== Given records ==

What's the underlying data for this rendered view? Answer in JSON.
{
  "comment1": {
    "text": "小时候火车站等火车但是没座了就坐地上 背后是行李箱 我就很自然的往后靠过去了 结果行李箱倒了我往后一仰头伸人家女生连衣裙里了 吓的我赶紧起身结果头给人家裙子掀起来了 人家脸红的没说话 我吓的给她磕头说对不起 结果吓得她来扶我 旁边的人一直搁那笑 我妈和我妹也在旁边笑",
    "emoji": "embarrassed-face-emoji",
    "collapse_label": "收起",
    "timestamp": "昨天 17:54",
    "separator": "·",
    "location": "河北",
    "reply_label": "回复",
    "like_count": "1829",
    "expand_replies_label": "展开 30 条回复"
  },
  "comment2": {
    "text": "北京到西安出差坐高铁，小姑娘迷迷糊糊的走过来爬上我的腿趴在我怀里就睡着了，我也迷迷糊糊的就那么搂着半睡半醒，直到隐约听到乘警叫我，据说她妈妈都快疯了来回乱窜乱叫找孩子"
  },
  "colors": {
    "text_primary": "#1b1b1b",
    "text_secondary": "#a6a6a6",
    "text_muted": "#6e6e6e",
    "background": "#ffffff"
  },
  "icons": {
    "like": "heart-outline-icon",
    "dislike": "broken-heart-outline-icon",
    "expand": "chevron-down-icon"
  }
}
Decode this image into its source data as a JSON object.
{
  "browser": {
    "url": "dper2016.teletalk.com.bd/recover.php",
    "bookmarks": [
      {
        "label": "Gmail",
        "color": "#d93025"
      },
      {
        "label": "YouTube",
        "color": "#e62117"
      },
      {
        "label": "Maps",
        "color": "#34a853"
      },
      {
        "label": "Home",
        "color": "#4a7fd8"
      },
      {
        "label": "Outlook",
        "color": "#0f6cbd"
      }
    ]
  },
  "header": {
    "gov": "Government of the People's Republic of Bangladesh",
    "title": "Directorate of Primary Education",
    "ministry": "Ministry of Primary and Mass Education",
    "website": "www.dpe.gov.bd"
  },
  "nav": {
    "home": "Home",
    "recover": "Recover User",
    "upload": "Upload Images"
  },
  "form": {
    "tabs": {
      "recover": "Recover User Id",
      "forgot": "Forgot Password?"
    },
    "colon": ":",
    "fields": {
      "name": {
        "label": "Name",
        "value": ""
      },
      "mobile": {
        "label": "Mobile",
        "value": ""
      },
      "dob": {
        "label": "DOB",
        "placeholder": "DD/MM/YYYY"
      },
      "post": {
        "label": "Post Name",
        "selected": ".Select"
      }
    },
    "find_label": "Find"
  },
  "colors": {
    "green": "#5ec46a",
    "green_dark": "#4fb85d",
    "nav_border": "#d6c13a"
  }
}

===

**Work to complete**
Return the listing above word for word.

**The result**
What's the underlying data for this rendered view? Answer in JSON.
{
  "comment1": {
    "text": "小时候火车站等火车但是没座了就坐地上 背后是行李箱 我就很自然的往后靠过去了 结果行李箱倒了我往后一仰头伸人家女生连衣裙里了 吓的我赶紧起身结果头给人家裙子掀起来了 人家脸红的没说话 我吓的给她磕头说对不起 结果吓得她来扶我 旁边的人一直搁那笑 我妈和我妹也在旁边笑",
    "emoji": "embarrassed-face-emoji",
    "collapse_label": "收起",
    "timestamp": "昨天 17:54",
    "separator": "·",
    "location": "河北",
    "reply_label": "回复",
    "like_count": "1829",
    "expand_replies_label": "展开 30 条回复"
  },
  "comment2": {
    "text": "北京到西安出差坐高铁，小姑娘迷迷糊糊的走过来爬上我的腿趴在我怀里就睡着了，我也迷迷糊糊的就那么搂着半睡半醒，直到隐约听到乘警叫我，据说她妈妈都快疯了来回乱窜乱叫找孩子"
  },
  "colors": {
    "text_primary": "#1b1b1b",
    "text_secondary": "#a6a6a6",
    "text_muted": "#6e6e6e",
    "background": "#ffffff"
  },
  "icons": {
    "like": "heart-outline-icon",
    "dislike": "broken-heart-outline-icon",
    "expand": "chevron-down-icon"
  }
}
Decode this image into its source data as a JSON object.
{
  "browser": {
    "url": "dper2016.teletalk.com.bd/recover.php",
    "bookmarks": [
      {
        "label": "Gmail",
        "color": "#d93025"
      },
      {
        "label": "YouTube",
        "color": "#e62117"
      },
      {
        "label": "Maps",
        "color": "#34a853"
      },
      {
        "label": "Home",
        "color": "#4a7fd8"
      },
      {
        "label": "Outlook",
        "color": "#0f6cbd"
      }
    ]
  },
  "header": {
    "gov": "Government of the People's Republic of Bangladesh",
    "title": "Directorate of Primary Education",
    "ministry": "Ministry of Primary and Mass Education",
    "website": "www.dpe.gov.bd"
  },
  "nav": {
    "home": "Home",
    "recover": "Recover User",
    "upload": "Upload Images"
  },
  "form": {
    "tabs": {
      "recover": "Recover User Id",
      "forgot": "Forgot Password?"
    },
    "colon": ":",
    "fields": {
      "name": {
        "label": "Name",
        "value": ""
      },
      "mobile": {
        "label": "Mobile",
        "value": ""
      },
      "dob": {
        "label": "DOB",
        "placeholder": "DD/MM/YYYY"
      },
      "post": {
        "label": "Post Name",
        "selected": ".Select"
      }
    },
    "find_label": "Find"
  },
  "colors": {
    "green": "#5ec46a",
    "green_dark": "#4fb85d",
    "nav_border": "#d6c13a"
  }
}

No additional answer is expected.